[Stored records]

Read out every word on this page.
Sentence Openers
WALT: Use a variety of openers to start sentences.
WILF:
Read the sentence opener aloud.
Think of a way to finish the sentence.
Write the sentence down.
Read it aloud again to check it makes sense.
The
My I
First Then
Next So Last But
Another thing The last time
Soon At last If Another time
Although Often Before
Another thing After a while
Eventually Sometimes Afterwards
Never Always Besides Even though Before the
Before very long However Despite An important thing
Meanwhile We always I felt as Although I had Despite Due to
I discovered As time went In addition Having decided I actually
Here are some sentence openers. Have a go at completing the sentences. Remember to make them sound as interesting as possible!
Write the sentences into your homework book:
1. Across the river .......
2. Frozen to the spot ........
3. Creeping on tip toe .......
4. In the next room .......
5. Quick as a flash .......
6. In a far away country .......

#### Direction
Select and copy each line from the data that includes the word "Read".

#### Completed exercise
Read out every word on this page.
Read the sentence opener aloud.
Read it aloud again to check it makes sense.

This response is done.